__Work to complete__. Which lines include the word "Consultor"? Copy each of them.
______________________________
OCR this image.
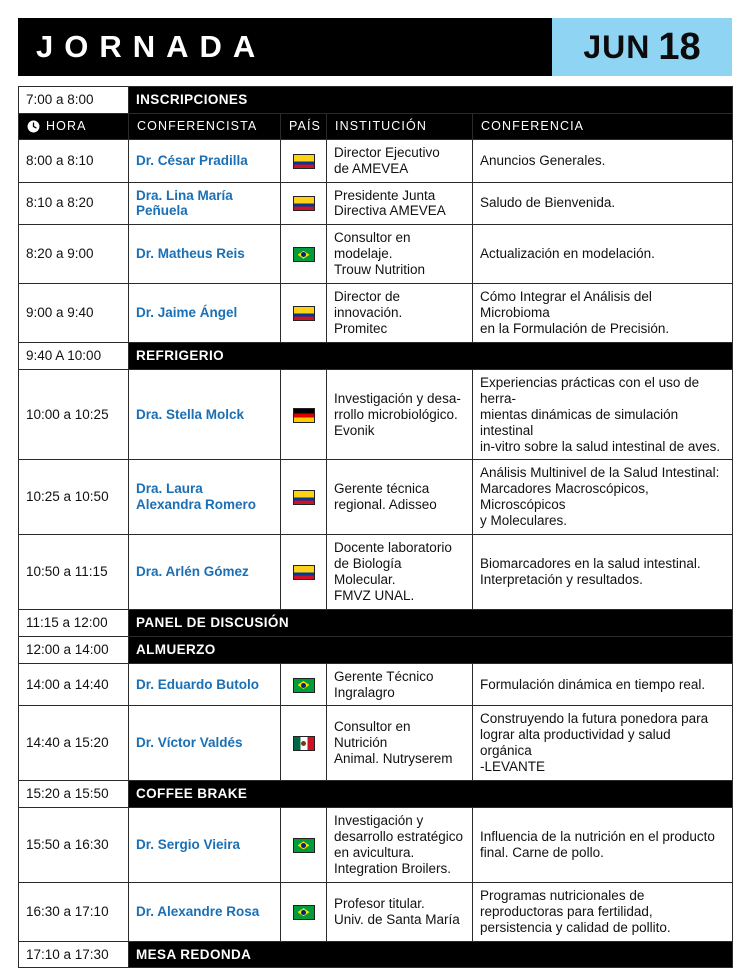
JORNADA	JUN 18
7:00 a 8:00	INSCRIPCIONES			

HORA	CONFERENCISTA	PAÍS	INSTITUCIÓN	CONFERENCIA
8:00 a 8:10	Dr. César Pradilla		Director Ejecutivo
de AMEVEA	Anuncios Generales.
8:10 a 8:20	Dra. Lina María Peñuela		Presidente Junta
Directiva AMEVEA	Saludo de Bienvenida.
8:20 a 9:00	Dr. Matheus Reis		Consultor en modelaje.
Trouw Nutrition	Actualización en modelación.
9:00 a 9:40	Dr. Jaime Ángel		Director de innovación.
Promitec	Cómo Integrar el Análisis del Microbioma
en la Formulación de Precisión.
9:40 A 10:00	REFRIGERIO			
10:00 a 10:25	Dra. Stella Molck		Investigación y desa-
rrollo microbiológico.
Evonik	Experiencias prácticas con el uso de herra-
mientas dinámicas de simulación intestinal
in-vitro sobre la salud intestinal de aves.
10:25 a 10:50	Dra. Laura
Alexandra Romero		Gerente técnica
regional. Adisseo	Análisis Multinivel de la Salud Intestinal:
Marcadores Macroscópicos, Microscópicos
y Moleculares.
10:50 a 11:15	Dra. Arlén Gómez		Docente laboratorio
de Biología Molecular.
FMVZ UNAL.	Biomarcadores en la salud intestinal.
Interpretación y resultados.
11:15 a 12:00	PANEL DE DISCUSIÓN			
12:00 a 14:00	ALMUERZO			
14:00 a 14:40	Dr. Eduardo Butolo		Gerente Técnico
Ingralagro	Formulación dinámica en tiempo real.
14:40 a 15:20	Dr. Víctor Valdés		Consultor en Nutrición
Animal. Nutryserem	Construyendo la futura ponedora para
lograr alta productividad y salud orgánica
-LEVANTE
15:20 a 15:50	COFFEE BRAKE			
15:50 a 16:30	Dr. Sergio Vieira		Investigación y
desarrollo estratégico
en avicultura.
Integration Broilers.	Influencia de la nutrición en el producto
final. Carne de pollo.
16:30 a 17:10	Dr. Alexandre Rosa		Profesor titular.
Univ. de Santa María	Programas nutricionales de
reproductoras para fertilidad,
persistencia y calidad de pollito.
17:10 a 17:30	MESA REDONDA			
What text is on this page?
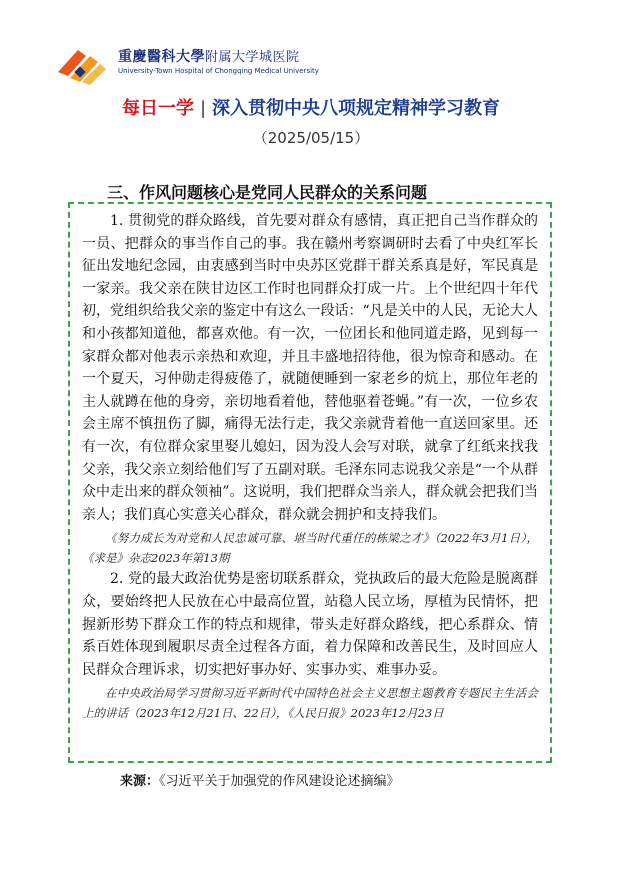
重慶醫科大學附属大学城医院
University-Town Hospital of Chongqing Medical University
每日一学 | 深入贯彻中央八项规定精神学习教育
（2025/05/15）
三、作风问题核心是党同人民群众的关系问题

1. 贯彻党的群众路线，首先要对群众有感情，真正把自己当作群众的一员、把群众的事当作自己的事。我在赣州考察调研时去看了中央红军长征出发地纪念园，由衷感到当时中央苏区党群干群关系真是好，军民真是一家亲。我父亲在陕甘边区工作时也同群众打成一片。上个世纪四十年代初，党组织给我父亲的鉴定中有这么一段话：“凡是关中的人民，无论大人和小孩都知道他，都喜欢他。有一次，一位团长和他同道走路，见到每一家群众都对他表示亲热和欢迎，并且丰盛地招待他，很为惊奇和感动。在一个夏天，习仲勋走得疲倦了，就随便睡到一家老乡的炕上，那位年老的主人就蹲在他的身旁，亲切地看着他，替他驱着苍蝇。”有一次，一位乡农会主席不慎扭伤了脚，痛得无法行走，我父亲就背着他一直送回家里。还有一次，有位群众家里娶儿媳妇，因为没人会写对联，就拿了红纸来找我父亲，我父亲立刻给他们写了五副对联。毛泽东同志说我父亲是“一个从群众中走出来的群众领袖”。这说明，我们把群众当亲人，群众就会把我们当亲人；我们真心实意关心群众，群众就会拥护和支持我们。

《努力成长为对党和人民忠诚可靠、堪当时代重任的栋梁之才》（2022年3月1日），《求是》杂志2023年第13期

2. 党的最大政治优势是密切联系群众，党执政后的最大危险是脱离群众，要始终把人民放在心中最高位置，站稳人民立场，厚植为民情怀，把握新形势下群众工作的特点和规律，带头走好群众路线，把心系群众、情系百姓体现到履职尽责全过程各方面，着力保障和改善民生，及时回应人民群众合理诉求，切实把好事办好、实事办实、难事办妥。

在中央政治局学习贯彻习近平新时代中国特色社会主义思想主题教育专题民主生活会上的讲话（2023年12月21日、22日），《人民日报》2023年12月23日

来源：《习近平关于加强党的作风建设论述摘编》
______________________________
__Response__.
8:20 a 9:00	Dr. Matheus Reis		Consultor en modelaje.
14:40 a 15:20	Dr. Víctor Valdés		Consultor en Nutrición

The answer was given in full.